#### Required work
Reproduce word for word the full passage below about the Theater at the Fort production of Vanya and Sonia and Masha and Spike.

#### Provided passage
_ _ _ _ _ _ _

Adult children taking care of their parents is a growing phenomenon, with the AARP estimating that over 22 million households care for a family member over fifty. So, it’s easy to imagine that audience members could relate to playwright Christopher Durang’s 2013 Broadway hit, in which he speculates what happens to the children after their parents pass and the children had put their own lives on hold for decades.
Vanya and Sonia and Masha and Spike, at Theater at the Fort, follows the unfortunately named siblings Vanya, Sonia, and Masha (victims of community-theater parents with a particular love of Chekhov—audience members with a similar interest will pick up on other Chekhovian nods as well). Masha, portrayed by Nan Macy, escaped the family home by becoming something of a movie star through a series of slasher flicks. Vanya, Jim LaMonte, and Sonia, Kathy Pataluch, stayed home to care for their aging parents. Now that their parents have passed and the siblings are in their 50s, Vanya and Sonia are left reflecting on the melancholia of a life never lived. When Masha shows up unexpectedly, she, too, exhibits an unspoken fear for her future as an aging actress, manifested by the boy toy named Spike (Rahshe Byrd) she brings to the house with her. Complementing the titular characters are Jenni White as Cassandra, the gypsy housekeeper, and Megan Nicole Smith as Nina, a young woman (probably in her late teens) visiting next door who aspires to be an actress and idolizes Masha.

_ _ _ _ _ _ _

Dataset entries
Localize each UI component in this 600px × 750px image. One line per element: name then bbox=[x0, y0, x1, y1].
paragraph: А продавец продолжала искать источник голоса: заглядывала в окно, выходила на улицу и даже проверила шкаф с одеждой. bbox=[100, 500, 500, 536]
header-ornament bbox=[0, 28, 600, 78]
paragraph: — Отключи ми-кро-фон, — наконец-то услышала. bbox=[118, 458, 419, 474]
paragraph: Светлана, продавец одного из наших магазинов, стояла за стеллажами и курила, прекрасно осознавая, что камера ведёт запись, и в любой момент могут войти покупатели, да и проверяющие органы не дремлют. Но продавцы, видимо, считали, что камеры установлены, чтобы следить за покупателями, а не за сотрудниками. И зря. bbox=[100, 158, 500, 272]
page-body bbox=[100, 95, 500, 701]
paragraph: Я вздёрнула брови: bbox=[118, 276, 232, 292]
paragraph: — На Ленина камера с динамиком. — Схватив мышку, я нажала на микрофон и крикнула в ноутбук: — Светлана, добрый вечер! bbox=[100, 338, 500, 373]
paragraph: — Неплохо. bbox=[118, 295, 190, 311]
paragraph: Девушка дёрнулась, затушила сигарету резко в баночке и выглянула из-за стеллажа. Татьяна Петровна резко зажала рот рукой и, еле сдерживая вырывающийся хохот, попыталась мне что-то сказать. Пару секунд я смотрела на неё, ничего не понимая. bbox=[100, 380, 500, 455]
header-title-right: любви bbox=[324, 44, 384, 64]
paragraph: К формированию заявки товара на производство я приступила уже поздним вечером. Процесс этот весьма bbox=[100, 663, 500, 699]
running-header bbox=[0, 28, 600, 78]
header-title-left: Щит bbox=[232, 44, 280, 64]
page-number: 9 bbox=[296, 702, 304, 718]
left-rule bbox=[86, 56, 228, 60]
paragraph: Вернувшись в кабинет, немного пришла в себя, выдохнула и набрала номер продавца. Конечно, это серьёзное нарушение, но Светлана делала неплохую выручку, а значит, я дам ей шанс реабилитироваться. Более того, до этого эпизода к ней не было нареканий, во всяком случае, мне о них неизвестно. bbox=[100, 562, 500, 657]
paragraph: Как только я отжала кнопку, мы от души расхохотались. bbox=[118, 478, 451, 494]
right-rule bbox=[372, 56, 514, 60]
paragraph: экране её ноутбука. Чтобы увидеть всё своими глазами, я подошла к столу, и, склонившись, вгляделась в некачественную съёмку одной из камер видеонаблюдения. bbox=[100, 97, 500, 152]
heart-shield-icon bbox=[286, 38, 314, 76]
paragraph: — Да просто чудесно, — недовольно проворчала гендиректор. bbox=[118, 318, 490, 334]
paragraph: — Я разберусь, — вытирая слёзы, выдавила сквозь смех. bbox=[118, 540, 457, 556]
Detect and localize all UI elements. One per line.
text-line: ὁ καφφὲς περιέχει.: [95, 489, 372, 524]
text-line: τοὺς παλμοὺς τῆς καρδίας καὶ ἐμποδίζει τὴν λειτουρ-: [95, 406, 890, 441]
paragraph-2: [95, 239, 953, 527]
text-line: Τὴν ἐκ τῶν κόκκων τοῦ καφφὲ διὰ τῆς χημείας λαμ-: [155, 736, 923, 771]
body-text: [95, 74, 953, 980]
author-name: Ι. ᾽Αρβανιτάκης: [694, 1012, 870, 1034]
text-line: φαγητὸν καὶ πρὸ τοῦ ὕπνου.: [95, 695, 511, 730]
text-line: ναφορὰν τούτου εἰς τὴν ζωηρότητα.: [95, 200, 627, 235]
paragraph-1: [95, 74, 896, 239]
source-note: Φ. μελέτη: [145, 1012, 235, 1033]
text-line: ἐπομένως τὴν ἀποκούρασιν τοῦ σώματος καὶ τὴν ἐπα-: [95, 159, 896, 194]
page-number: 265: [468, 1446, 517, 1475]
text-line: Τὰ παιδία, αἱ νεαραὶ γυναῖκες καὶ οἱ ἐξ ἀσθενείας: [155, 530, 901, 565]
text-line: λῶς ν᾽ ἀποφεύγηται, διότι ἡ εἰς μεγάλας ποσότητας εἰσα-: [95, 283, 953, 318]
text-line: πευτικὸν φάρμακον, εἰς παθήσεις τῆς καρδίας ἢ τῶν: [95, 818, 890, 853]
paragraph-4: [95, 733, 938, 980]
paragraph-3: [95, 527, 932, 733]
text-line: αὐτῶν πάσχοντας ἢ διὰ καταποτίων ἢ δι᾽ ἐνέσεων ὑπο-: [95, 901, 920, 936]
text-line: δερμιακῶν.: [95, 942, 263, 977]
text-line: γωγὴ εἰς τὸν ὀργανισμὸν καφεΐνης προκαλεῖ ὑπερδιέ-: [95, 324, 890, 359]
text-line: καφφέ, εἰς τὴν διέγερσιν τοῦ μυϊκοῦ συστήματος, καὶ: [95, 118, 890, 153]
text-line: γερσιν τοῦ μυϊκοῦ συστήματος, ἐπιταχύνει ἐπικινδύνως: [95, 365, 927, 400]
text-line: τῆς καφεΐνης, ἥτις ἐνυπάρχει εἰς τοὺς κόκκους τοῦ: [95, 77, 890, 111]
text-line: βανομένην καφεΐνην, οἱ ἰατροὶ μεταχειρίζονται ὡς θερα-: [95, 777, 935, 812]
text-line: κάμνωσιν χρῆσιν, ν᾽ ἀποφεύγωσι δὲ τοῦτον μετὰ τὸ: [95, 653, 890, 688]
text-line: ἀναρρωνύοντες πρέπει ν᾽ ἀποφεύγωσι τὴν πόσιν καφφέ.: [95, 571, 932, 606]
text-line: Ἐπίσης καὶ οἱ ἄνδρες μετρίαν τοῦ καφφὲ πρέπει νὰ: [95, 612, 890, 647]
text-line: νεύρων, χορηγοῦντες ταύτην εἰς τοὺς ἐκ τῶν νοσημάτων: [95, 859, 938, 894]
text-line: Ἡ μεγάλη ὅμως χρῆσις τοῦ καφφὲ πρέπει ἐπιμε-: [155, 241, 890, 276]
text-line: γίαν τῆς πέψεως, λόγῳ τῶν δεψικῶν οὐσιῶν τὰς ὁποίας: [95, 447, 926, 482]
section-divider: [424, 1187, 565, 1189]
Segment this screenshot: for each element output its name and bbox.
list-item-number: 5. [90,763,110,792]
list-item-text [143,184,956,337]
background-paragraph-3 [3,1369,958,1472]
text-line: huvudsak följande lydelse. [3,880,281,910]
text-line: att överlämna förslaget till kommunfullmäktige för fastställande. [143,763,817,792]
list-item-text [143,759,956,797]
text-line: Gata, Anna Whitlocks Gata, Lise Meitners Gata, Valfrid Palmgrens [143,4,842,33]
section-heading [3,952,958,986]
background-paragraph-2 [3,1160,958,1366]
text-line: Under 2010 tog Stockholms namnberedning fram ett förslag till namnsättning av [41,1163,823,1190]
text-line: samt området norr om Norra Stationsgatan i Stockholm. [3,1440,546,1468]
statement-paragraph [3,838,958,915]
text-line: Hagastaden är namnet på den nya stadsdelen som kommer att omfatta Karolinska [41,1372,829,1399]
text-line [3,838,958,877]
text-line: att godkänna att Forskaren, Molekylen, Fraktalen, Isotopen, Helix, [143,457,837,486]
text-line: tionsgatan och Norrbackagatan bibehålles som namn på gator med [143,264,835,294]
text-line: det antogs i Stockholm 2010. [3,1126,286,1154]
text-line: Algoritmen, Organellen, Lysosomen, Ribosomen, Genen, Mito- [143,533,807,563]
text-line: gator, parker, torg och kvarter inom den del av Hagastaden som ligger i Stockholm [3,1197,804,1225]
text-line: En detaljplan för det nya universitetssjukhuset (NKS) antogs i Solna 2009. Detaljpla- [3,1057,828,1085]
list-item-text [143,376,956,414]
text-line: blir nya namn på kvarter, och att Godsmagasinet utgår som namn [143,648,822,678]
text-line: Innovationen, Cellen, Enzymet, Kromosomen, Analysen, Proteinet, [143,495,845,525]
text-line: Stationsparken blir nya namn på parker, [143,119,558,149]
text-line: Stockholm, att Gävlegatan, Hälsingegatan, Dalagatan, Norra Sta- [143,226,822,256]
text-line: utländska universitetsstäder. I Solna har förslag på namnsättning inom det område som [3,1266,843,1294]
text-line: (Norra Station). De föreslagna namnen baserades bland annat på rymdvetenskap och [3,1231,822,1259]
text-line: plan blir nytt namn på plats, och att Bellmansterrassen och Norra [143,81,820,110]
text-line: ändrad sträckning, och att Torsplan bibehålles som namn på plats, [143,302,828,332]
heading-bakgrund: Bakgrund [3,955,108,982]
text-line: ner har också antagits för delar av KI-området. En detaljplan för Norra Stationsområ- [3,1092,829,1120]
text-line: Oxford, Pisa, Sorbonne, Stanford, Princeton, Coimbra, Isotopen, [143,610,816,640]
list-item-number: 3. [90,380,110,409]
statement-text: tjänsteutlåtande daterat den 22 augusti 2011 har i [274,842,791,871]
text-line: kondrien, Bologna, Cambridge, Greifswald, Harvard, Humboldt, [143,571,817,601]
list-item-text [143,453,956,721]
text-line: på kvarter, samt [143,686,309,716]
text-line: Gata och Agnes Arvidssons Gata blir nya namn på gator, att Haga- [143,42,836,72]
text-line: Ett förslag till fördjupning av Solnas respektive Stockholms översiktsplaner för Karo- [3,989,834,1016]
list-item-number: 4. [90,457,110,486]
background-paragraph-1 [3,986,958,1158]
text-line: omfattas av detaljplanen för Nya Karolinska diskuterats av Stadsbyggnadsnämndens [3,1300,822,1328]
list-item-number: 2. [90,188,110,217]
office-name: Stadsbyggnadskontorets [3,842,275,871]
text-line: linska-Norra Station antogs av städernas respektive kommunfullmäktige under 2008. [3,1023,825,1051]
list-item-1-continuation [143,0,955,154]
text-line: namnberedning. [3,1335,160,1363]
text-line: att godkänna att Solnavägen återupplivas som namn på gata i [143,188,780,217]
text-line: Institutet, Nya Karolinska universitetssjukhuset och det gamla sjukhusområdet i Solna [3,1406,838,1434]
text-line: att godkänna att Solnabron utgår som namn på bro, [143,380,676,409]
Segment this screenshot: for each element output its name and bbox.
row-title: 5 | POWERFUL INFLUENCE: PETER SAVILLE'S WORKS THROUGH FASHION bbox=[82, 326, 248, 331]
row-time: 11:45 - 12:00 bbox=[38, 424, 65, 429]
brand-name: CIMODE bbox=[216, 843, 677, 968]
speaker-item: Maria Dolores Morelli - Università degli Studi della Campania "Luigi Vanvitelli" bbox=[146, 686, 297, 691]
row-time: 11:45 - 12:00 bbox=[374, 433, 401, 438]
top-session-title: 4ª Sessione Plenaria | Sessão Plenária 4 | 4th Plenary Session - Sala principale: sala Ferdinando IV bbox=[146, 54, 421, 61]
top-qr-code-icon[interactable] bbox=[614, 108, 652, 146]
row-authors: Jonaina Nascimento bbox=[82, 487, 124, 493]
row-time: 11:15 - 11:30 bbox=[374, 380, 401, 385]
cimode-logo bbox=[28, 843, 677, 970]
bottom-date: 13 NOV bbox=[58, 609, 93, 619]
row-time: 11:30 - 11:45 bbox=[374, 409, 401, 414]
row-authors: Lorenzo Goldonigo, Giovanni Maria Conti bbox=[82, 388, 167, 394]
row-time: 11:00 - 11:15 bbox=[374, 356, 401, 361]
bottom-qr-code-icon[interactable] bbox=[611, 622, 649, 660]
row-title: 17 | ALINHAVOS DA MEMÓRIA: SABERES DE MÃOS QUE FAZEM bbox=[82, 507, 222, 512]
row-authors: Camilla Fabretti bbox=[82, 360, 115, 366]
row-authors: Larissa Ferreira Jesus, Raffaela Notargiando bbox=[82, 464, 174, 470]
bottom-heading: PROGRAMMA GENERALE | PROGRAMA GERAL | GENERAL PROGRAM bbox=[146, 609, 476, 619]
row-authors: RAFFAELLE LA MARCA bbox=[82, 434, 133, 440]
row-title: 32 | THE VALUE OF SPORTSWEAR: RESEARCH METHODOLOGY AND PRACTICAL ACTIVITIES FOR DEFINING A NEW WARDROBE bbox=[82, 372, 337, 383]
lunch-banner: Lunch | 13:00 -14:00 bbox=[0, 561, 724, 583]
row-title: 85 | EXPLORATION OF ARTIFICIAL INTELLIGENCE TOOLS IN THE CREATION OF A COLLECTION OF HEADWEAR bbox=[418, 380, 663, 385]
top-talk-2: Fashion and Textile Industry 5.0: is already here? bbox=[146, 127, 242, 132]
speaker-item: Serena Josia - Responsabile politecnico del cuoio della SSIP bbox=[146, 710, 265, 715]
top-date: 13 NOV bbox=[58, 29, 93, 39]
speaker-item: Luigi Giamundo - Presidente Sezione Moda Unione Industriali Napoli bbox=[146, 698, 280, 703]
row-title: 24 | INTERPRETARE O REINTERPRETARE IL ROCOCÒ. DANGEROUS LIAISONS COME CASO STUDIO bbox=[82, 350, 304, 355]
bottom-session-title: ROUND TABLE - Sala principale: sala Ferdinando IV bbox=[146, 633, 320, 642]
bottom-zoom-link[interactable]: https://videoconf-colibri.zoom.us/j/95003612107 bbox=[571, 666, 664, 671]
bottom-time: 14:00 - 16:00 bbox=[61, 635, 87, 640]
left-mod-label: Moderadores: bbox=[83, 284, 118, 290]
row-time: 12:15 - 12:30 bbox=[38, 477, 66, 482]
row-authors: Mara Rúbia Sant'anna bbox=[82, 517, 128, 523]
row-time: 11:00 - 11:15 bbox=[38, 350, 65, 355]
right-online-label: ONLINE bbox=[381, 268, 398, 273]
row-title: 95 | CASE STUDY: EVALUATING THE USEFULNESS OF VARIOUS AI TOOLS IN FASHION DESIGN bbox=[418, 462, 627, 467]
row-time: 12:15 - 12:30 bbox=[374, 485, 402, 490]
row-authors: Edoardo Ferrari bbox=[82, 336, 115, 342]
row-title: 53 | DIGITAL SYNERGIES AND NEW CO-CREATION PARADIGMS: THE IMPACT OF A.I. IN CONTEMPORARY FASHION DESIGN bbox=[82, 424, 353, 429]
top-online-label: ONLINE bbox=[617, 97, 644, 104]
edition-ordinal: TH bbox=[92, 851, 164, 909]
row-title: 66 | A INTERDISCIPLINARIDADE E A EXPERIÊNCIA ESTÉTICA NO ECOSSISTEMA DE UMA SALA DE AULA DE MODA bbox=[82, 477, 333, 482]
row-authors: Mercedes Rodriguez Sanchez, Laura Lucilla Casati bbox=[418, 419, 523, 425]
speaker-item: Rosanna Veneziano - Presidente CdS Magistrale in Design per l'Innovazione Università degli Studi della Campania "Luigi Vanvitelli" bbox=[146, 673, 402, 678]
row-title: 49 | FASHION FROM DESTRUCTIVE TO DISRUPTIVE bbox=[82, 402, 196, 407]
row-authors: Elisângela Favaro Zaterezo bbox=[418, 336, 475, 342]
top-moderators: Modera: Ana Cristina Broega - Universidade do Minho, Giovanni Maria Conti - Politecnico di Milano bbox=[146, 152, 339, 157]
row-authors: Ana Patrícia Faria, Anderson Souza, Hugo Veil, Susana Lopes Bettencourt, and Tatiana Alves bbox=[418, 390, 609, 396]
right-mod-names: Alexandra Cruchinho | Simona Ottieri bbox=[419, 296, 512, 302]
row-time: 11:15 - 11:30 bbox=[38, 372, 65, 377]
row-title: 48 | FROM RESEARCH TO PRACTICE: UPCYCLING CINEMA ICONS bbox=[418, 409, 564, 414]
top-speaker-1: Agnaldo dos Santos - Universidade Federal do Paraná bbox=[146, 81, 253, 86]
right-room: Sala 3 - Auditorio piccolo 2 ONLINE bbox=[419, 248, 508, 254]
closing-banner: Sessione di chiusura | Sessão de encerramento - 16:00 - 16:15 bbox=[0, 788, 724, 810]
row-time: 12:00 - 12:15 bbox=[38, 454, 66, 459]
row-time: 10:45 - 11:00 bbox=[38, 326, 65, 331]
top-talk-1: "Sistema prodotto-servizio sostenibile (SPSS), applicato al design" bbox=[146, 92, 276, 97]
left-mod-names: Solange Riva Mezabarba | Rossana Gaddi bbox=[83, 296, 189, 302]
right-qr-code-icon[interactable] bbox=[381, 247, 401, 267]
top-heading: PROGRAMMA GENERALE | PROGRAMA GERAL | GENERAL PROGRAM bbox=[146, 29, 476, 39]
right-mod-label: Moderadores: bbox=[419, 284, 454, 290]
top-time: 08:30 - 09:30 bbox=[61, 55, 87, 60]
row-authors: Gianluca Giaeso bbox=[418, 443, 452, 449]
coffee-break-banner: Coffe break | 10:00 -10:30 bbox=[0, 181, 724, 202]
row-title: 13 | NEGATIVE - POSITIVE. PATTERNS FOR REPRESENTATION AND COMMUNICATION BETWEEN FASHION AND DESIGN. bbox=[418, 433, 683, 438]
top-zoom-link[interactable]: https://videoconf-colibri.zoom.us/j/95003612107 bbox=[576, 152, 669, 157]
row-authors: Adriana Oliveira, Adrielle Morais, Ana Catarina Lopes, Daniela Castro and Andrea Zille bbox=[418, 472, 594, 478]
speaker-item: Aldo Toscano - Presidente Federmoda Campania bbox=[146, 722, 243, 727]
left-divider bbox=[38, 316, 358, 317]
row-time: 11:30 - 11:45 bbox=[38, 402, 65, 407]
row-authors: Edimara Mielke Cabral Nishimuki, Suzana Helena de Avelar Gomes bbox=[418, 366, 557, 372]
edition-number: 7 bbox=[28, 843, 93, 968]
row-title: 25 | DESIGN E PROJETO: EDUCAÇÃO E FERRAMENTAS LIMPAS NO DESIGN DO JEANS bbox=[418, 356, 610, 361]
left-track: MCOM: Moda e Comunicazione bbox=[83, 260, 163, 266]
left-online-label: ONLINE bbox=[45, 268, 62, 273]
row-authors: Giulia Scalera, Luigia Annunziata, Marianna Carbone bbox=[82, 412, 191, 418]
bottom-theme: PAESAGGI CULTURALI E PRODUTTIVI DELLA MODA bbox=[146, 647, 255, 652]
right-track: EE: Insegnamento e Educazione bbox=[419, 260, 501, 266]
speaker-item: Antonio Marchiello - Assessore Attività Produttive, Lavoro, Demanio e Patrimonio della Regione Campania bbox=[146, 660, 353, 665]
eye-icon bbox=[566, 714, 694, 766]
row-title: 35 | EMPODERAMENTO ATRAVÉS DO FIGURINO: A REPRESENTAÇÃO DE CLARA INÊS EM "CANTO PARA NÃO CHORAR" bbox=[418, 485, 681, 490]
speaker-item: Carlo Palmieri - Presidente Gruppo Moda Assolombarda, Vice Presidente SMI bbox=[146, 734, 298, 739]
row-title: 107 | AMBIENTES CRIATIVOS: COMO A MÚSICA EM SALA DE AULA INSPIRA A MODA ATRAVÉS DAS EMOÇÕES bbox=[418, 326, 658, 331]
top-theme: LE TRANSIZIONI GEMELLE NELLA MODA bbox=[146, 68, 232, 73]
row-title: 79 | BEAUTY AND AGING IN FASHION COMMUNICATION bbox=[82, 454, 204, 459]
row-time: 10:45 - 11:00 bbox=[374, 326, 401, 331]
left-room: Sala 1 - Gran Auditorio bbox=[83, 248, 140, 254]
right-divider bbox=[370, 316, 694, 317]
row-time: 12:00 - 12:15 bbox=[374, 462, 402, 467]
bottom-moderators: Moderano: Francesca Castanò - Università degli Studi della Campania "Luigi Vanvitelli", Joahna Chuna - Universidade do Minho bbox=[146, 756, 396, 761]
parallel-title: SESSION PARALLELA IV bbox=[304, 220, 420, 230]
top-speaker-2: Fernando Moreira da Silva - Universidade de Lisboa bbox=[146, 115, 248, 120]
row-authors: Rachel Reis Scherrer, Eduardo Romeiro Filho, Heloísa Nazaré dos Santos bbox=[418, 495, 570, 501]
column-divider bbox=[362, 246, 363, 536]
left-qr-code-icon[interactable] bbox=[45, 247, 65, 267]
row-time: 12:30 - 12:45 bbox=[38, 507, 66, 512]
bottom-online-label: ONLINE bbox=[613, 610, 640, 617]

_ _ _ _ _ _ _

#### Output for this task
Adult children taking care of their parents is a growing phenomenon, with the AARP estimating that over 22 million households care for a family member over fifty. So, it’s easy to imagine that audience members could relate to playwright Christopher Durang’s 2013 Broadway hit, in which he speculates what happens to the children after their parents pass and the children had put their own lives on hold for decades.
Vanya and Sonia and Masha and Spike, at Theater at the Fort, follows the unfortunately named siblings Vanya, Sonia, and Masha (victims of community-theater parents with a particular love of Chekhov—audience members with a similar interest will pick up on other Chekhovian nods as well). Masha, portrayed by Nan Macy, escaped the family home by becoming something of a movie star through a series of slasher flicks. Vanya, Jim LaMonte, and Sonia, Kathy Pataluch, stayed home to care for their aging parents. Now that their parents have passed and the siblings are in their 50s, Vanya and Sonia are left reflecting on the melancholia of a life never lived. When Masha shows up unexpectedly, she, too, exhibits an unspoken fear for her future as an aging actress, manifested by the boy toy named Spike (Rahshe Byrd) she brings to the house with her. Complementing the titular characters are Jenni White as Cassandra, the gypsy housekeeper, and Megan Nicole Smith as Nina, a young woman (probably in her late teens) visiting next door who aspires to be an actress and idolizes Masha.